*STATED EXERCISE*: Scan the listing below. Report each line that includes "ylabel".

*TASK DATA*:

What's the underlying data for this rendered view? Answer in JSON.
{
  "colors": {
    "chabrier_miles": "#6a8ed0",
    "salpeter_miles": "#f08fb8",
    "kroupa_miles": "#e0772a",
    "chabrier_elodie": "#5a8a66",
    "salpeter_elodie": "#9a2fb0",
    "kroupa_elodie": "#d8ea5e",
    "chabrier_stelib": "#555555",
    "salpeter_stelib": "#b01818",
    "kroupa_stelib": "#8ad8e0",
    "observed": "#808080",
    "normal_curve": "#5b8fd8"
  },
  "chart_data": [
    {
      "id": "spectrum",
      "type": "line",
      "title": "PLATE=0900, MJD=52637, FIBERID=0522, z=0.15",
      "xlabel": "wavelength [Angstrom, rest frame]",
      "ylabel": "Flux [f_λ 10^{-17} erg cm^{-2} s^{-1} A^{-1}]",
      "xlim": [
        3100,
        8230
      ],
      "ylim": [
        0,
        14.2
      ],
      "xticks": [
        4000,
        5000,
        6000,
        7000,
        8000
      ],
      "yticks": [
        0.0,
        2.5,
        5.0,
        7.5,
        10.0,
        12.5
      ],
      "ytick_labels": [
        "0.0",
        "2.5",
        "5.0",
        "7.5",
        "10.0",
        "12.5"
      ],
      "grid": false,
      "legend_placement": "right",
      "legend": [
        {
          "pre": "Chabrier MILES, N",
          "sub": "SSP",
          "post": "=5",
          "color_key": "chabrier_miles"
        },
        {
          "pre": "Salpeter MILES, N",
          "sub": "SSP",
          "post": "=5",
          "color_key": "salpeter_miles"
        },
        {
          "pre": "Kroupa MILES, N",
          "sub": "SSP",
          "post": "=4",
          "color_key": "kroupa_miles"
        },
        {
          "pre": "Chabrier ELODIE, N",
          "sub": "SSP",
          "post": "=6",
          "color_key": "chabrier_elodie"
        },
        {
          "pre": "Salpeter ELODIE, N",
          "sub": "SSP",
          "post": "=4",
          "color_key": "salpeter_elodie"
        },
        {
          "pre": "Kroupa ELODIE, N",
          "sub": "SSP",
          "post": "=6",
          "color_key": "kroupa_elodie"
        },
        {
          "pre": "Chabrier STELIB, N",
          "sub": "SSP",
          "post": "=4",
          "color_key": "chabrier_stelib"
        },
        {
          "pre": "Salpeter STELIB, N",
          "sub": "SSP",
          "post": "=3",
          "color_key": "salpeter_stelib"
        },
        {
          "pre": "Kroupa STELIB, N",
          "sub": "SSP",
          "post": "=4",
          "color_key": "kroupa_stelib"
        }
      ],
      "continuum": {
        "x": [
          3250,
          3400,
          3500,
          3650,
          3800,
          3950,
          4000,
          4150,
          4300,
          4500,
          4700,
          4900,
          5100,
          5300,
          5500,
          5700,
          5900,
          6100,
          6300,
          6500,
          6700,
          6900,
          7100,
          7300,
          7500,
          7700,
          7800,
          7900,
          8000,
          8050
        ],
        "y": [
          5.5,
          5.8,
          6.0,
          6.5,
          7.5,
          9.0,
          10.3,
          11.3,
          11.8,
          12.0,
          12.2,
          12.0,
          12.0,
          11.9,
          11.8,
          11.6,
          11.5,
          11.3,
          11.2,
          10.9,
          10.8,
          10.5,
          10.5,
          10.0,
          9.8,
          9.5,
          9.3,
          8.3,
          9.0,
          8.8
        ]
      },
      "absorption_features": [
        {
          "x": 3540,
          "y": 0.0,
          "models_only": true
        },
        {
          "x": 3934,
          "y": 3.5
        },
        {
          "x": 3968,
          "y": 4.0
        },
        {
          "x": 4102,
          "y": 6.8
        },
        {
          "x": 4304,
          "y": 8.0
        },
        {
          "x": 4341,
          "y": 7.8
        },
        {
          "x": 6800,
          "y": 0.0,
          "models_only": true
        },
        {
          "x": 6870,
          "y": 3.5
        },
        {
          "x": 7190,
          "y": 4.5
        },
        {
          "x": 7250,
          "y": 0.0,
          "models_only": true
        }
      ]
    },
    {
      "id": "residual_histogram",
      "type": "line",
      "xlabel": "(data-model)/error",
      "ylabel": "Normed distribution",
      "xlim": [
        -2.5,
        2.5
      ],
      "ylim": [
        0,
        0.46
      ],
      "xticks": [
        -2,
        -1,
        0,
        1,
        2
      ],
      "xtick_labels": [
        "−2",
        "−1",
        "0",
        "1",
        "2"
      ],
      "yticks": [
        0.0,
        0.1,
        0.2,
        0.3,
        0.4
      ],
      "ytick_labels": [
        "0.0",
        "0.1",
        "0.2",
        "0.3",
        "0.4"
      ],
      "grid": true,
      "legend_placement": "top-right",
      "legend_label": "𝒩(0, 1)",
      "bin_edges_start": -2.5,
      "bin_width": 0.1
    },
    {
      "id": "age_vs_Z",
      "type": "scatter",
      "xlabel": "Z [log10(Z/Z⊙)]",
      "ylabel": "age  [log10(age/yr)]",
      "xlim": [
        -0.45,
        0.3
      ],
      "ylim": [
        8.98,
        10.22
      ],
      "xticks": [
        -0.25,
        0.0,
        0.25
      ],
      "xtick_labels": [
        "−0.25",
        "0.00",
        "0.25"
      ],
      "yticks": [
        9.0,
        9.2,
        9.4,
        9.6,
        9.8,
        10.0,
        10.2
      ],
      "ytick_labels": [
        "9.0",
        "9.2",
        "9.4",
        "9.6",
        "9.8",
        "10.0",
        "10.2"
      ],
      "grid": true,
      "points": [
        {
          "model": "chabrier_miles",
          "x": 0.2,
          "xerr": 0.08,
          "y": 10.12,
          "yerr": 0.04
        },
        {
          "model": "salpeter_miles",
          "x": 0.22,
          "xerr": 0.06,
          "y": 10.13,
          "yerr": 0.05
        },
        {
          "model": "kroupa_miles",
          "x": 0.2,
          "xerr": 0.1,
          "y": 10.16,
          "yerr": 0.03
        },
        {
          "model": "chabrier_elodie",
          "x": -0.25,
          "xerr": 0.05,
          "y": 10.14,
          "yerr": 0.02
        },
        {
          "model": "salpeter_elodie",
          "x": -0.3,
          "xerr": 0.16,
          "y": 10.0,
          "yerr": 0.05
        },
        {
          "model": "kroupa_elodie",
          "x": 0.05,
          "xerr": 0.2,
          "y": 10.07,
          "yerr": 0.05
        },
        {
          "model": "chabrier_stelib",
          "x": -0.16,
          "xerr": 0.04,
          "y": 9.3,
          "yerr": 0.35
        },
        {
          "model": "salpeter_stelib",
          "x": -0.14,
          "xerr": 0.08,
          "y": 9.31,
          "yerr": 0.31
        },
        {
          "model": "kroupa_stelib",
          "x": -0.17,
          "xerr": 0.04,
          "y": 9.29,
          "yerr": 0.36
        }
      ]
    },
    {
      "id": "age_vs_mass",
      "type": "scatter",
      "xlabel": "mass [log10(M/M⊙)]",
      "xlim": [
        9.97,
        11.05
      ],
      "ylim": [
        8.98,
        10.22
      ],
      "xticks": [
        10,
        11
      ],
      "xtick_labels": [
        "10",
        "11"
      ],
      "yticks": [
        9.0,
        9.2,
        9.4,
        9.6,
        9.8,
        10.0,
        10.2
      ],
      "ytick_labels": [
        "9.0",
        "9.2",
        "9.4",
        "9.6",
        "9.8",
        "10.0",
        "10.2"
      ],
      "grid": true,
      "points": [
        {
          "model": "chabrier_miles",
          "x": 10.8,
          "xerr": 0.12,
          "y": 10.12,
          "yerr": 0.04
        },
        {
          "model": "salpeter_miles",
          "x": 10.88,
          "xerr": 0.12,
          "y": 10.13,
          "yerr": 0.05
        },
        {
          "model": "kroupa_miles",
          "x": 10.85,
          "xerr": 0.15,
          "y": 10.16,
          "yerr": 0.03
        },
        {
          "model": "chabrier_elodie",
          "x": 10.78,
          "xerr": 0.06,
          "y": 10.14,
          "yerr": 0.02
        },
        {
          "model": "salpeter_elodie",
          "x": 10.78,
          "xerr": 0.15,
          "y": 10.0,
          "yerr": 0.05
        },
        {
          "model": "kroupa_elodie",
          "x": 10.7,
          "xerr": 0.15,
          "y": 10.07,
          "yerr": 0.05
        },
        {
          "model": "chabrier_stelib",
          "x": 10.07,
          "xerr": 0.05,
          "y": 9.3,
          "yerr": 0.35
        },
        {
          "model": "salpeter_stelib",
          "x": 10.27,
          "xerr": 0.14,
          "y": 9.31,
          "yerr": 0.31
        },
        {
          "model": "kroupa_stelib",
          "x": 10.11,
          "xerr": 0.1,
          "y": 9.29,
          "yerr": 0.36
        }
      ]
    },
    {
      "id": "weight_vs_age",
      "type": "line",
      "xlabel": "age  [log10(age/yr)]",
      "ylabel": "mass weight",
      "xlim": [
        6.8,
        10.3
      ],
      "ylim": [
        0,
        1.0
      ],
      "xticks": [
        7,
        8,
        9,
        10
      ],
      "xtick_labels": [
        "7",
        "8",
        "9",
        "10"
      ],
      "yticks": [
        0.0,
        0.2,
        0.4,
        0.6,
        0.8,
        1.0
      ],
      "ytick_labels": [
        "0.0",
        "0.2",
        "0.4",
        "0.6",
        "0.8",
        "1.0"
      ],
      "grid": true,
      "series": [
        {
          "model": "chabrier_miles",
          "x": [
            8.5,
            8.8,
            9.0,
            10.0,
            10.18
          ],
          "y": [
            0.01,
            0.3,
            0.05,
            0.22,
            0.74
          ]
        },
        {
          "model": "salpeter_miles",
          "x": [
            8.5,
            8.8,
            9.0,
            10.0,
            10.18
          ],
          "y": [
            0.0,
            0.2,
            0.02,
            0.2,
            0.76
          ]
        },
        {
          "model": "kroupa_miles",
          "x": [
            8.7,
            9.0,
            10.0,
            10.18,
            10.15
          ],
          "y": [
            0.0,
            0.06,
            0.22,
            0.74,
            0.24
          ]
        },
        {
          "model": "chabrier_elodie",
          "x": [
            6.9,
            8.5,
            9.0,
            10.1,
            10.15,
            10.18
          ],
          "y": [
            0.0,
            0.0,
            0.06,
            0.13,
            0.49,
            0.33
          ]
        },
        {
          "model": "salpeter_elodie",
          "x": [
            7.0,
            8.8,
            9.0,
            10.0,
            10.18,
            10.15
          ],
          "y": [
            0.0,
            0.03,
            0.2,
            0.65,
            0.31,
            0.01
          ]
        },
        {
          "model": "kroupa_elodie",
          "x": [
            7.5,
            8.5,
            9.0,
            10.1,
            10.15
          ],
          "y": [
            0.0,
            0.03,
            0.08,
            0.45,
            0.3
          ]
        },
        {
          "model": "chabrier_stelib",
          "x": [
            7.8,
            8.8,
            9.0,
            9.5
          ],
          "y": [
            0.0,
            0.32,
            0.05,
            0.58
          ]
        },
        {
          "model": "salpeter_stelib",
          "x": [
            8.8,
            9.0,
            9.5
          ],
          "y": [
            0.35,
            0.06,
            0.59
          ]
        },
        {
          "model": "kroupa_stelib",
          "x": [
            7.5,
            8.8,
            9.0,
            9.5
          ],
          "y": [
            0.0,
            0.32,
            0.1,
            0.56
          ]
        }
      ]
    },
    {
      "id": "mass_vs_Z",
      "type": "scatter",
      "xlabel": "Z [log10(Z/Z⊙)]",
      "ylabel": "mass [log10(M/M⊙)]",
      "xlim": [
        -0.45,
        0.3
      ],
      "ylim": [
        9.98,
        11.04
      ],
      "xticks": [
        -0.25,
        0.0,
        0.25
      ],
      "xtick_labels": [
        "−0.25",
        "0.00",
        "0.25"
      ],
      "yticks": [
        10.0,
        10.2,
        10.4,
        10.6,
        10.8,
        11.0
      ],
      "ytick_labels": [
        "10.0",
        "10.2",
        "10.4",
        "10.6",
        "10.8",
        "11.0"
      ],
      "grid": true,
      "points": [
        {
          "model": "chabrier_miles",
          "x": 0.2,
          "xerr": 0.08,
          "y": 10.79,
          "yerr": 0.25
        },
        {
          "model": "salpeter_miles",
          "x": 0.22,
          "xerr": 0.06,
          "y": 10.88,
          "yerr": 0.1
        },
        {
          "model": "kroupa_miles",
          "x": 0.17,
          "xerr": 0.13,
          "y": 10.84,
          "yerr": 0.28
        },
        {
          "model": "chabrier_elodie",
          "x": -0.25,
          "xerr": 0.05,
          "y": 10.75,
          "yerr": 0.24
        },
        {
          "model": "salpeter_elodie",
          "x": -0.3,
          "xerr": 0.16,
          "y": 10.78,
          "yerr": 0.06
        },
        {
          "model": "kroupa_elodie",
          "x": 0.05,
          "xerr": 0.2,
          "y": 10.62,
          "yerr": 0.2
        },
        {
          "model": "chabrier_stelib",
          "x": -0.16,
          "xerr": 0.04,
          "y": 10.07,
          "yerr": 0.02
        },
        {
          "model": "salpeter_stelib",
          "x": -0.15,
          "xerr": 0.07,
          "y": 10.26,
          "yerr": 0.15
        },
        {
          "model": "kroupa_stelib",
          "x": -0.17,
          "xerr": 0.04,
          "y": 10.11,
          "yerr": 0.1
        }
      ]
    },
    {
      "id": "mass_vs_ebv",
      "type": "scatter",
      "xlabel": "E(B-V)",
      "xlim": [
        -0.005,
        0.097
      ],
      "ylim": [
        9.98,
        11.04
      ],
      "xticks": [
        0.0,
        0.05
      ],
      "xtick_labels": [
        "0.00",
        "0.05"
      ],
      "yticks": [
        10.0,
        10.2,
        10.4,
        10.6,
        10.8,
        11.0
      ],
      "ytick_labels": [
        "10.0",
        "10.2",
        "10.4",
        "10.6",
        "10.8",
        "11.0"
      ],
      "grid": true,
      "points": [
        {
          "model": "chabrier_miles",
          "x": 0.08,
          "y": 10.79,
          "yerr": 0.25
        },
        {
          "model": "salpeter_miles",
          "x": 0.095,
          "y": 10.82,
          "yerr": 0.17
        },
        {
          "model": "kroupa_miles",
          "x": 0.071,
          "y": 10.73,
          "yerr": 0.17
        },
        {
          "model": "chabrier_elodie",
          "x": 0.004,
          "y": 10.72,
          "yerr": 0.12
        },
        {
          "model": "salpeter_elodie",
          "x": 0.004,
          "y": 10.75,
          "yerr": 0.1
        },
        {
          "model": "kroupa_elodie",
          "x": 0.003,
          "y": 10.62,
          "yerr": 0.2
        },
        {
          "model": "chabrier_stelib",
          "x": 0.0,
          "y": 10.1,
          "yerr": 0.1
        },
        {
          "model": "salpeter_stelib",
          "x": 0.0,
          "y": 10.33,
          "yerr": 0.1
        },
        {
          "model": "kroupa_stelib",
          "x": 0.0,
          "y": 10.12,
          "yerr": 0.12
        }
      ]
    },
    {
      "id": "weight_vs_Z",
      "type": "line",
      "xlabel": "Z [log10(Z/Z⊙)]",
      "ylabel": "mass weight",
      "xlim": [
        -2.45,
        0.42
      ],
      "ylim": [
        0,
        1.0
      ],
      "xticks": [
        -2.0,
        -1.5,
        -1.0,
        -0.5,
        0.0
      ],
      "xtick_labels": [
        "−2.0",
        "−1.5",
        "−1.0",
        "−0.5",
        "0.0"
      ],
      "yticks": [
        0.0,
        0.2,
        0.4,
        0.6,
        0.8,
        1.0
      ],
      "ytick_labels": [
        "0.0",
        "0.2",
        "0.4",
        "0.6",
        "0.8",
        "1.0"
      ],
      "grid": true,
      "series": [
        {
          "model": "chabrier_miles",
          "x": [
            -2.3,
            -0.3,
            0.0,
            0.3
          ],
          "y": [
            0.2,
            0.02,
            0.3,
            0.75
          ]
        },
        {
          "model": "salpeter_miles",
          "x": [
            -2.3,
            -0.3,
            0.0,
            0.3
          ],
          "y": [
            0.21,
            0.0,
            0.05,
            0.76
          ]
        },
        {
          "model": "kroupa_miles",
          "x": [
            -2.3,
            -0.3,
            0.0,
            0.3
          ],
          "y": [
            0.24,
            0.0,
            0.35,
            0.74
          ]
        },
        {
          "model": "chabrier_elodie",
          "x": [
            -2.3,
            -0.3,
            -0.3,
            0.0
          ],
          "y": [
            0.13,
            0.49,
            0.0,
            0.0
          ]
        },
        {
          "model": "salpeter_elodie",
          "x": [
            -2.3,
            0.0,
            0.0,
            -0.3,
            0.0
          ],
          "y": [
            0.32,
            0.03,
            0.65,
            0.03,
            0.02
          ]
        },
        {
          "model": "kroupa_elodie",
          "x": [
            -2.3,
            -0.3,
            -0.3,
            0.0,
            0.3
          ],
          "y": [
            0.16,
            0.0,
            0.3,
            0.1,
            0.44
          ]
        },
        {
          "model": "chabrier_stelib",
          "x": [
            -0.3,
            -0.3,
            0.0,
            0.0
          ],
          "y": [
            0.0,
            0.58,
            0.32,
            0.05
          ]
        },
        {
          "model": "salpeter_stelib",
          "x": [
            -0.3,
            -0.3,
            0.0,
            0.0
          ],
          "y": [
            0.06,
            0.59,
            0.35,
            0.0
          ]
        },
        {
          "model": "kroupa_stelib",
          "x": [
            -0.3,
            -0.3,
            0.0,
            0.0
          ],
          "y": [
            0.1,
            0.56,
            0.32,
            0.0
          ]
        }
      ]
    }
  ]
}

*EXERCISE OUTPUT*:
      "ylabel": "Flux [f_λ 10^{-17} erg cm^{-2} s^{-1} A^{-1}]",
      "ylabel": "Normed distribution",
      "ylabel": "age  [log10(age/yr)]",
      "ylabel": "mass weight",
      "ylabel": "mass [log10(M/M⊙)]",
      "ylabel": "mass weight",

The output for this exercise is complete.